**Work to be completed**
Leave out the pictures and restate the rest of the data exactly.

**Record list**
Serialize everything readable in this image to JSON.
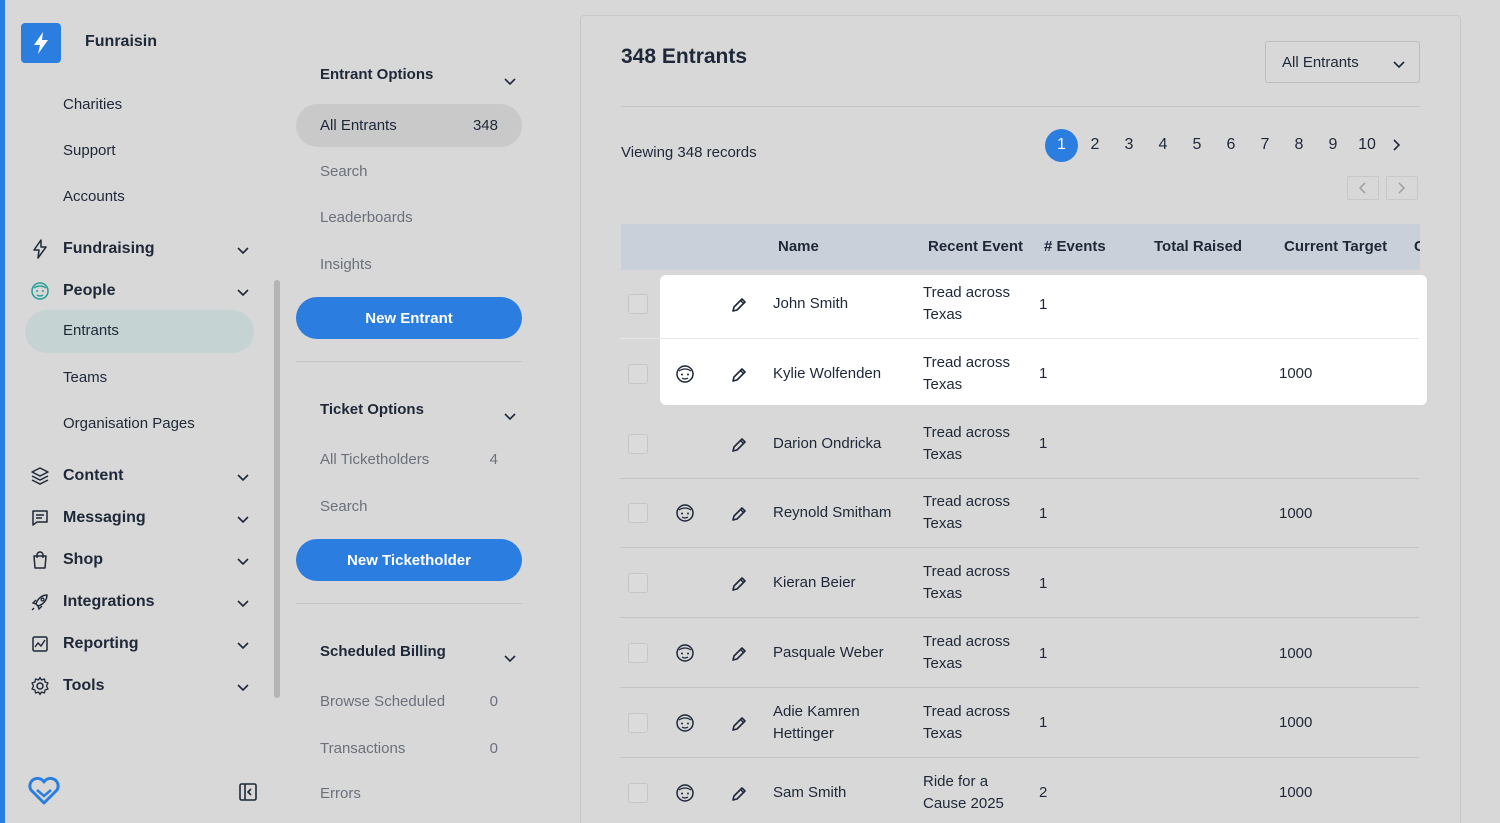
{
  "app": {
    "name": "Funraisin"
  },
  "sidebar": {
    "top_items": [
      "Charities",
      "Support",
      "Accounts"
    ],
    "sections": [
      {
        "label": "Fundraising",
        "icon": "lightning-icon"
      },
      {
        "label": "People",
        "icon": "face-icon"
      },
      {
        "label": "Content",
        "icon": "layers-icon"
      },
      {
        "label": "Messaging",
        "icon": "message-icon"
      },
      {
        "label": "Shop",
        "icon": "shopping-bag-icon"
      },
      {
        "label": "Integrations",
        "icon": "rocket-icon"
      },
      {
        "label": "Reporting",
        "icon": "chart-icon"
      },
      {
        "label": "Tools",
        "icon": "gear-icon"
      }
    ],
    "people_items": [
      "Entrants",
      "Teams",
      "Organisation Pages"
    ],
    "active_item": "Entrants"
  },
  "panel": {
    "entrant_options": {
      "title": "Entrant Options",
      "all_entrants_label": "All Entrants",
      "all_entrants_count": "348",
      "items": [
        "Search",
        "Leaderboards",
        "Insights"
      ],
      "button": "New Entrant"
    },
    "ticket_options": {
      "title": "Ticket Options",
      "all_label": "All Ticketholders",
      "all_count": "4",
      "search": "Search",
      "button": "New Ticketholder"
    },
    "scheduled_billing": {
      "title": "Scheduled Billing",
      "browse_label": "Browse Scheduled",
      "browse_count": "0",
      "transactions_label": "Transactions",
      "transactions_count": "0",
      "errors_label": "Errors"
    }
  },
  "main": {
    "title": "348 Entrants",
    "filter_value": "All Entrants",
    "records_text": "Viewing 348 records",
    "pages": [
      "1",
      "2",
      "3",
      "4",
      "5",
      "6",
      "7",
      "8",
      "9",
      "10"
    ],
    "current_page": "1",
    "columns": [
      "Name",
      "Recent Event",
      "# Events",
      "Total Raised",
      "Current Target",
      "C"
    ],
    "rows": [
      {
        "avatar": false,
        "name": "John Smith",
        "event": "Tread across Texas",
        "events": "1",
        "raised": "",
        "target": ""
      },
      {
        "avatar": true,
        "name": "Kylie Wolfenden",
        "event": "Tread across Texas",
        "events": "1",
        "raised": "",
        "target": "1000"
      },
      {
        "avatar": false,
        "name": "Darion Ondricka",
        "event": "Tread across Texas",
        "events": "1",
        "raised": "",
        "target": ""
      },
      {
        "avatar": true,
        "name": "Reynold Smitham",
        "event": "Tread across Texas",
        "events": "1",
        "raised": "",
        "target": "1000"
      },
      {
        "avatar": false,
        "name": "Kieran Beier",
        "event": "Tread across Texas",
        "events": "1",
        "raised": "",
        "target": ""
      },
      {
        "avatar": true,
        "name": "Pasquale Weber",
        "event": "Tread across Texas",
        "events": "1",
        "raised": "",
        "target": "1000"
      },
      {
        "avatar": true,
        "name": "Adie Kamren Hettinger",
        "event": "Tread across Texas",
        "events": "1",
        "raised": "",
        "target": "1000"
      },
      {
        "avatar": true,
        "name": "Sam Smith",
        "event": "Ride for a Cause 2025",
        "events": "2",
        "raised": "",
        "target": "1000"
      }
    ]
  },
  "colors": {
    "accent": "#2b7de0",
    "background": "#d8d8d8",
    "header": "#c9d0da",
    "active_nav": "#c6d3d3"
  }
}
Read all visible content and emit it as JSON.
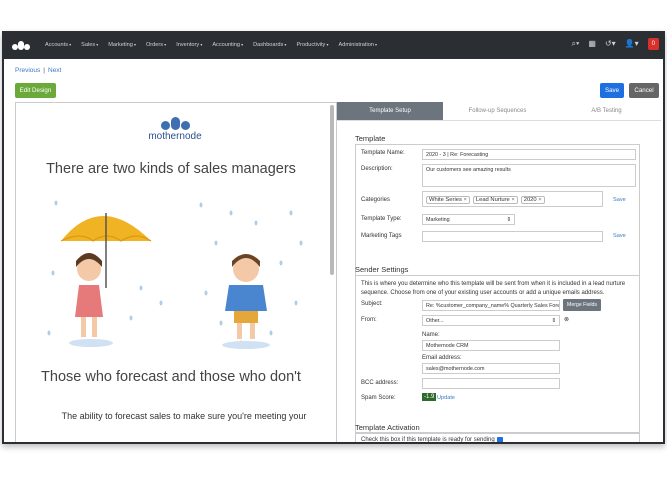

**The result**
Serialize everything readable in this image to JSON.
{
  "app": {
    "name": "Funraisin"
  },
  "sidebar": {
    "top_items": [
      "Charities",
      "Support",
      "Accounts"
    ],
    "sections": [
      {
        "label": "Fundraising",
        "icon": "lightning-icon"
      },
      {
        "label": "People",
        "icon": "face-icon"
      },
      {
        "label": "Content",
        "icon": "layers-icon"
      },
      {
        "label": "Messaging",
        "icon": "message-icon"
      },
      {
        "label": "Shop",
        "icon": "shopping-bag-icon"
      },
      {
        "label": "Integrations",
        "icon": "rocket-icon"
      },
      {
        "label": "Reporting",
        "icon": "chart-icon"
      },
      {
        "label": "Tools",
        "icon": "gear-icon"
      }
    ],
    "people_items": [
      "Entrants",
      "Teams",
      "Organisation Pages"
    ],
    "active_item": "Entrants"
  },
  "panel": {
    "entrant_options": {
      "title": "Entrant Options",
      "all_entrants_label": "All Entrants",
      "all_entrants_count": "348",
      "items": [
        "Search",
        "Leaderboards",
        "Insights"
      ],
      "button": "New Entrant"
    },
    "ticket_options": {
      "title": "Ticket Options",
      "all_label": "All Ticketholders",
      "all_count": "4",
      "search": "Search",
      "button": "New Ticketholder"
    },
    "scheduled_billing": {
      "title": "Scheduled Billing",
      "browse_label": "Browse Scheduled",
      "browse_count": "0",
      "transactions_label": "Transactions",
      "transactions_count": "0",
      "errors_label": "Errors"
    }
  },
  "main": {
    "title": "348 Entrants",
    "filter_value": "All Entrants",
    "records_text": "Viewing 348 records",
    "pages": [
      "1",
      "2",
      "3",
      "4",
      "5",
      "6",
      "7",
      "8",
      "9",
      "10"
    ],
    "current_page": "1",
    "columns": [
      "Name",
      "Recent Event",
      "# Events",
      "Total Raised",
      "Current Target",
      "C"
    ],
    "rows": [
      {
        "avatar": false,
        "name": "John Smith",
        "event": "Tread across Texas",
        "events": "1",
        "raised": "",
        "target": ""
      },
      {
        "avatar": true,
        "name": "Kylie Wolfenden",
        "event": "Tread across Texas",
        "events": "1",
        "raised": "",
        "target": "1000"
      },
      {
        "avatar": false,
        "name": "Darion Ondricka",
        "event": "Tread across Texas",
        "events": "1",
        "raised": "",
        "target": ""
      },
      {
        "avatar": true,
        "name": "Reynold Smitham",
        "event": "Tread across Texas",
        "events": "1",
        "raised": "",
        "target": "1000"
      },
      {
        "avatar": false,
        "name": "Kieran Beier",
        "event": "Tread across Texas",
        "events": "1",
        "raised": "",
        "target": ""
      },
      {
        "avatar": true,
        "name": "Pasquale Weber",
        "event": "Tread across Texas",
        "events": "1",
        "raised": "",
        "target": "1000"
      },
      {
        "avatar": true,
        "name": "Adie Kamren Hettinger",
        "event": "Tread across Texas",
        "events": "1",
        "raised": "",
        "target": "1000"
      },
      {
        "avatar": true,
        "name": "Sam Smith",
        "event": "Ride for a Cause 2025",
        "events": "2",
        "raised": "",
        "target": "1000"
      }
    ]
  },
  "colors": {
    "accent": "#2b7de0",
    "background": "#d8d8d8",
    "header": "#c9d0da",
    "active_nav": "#c6d3d3"
  }
}
Read all visible content and emit it as JSON.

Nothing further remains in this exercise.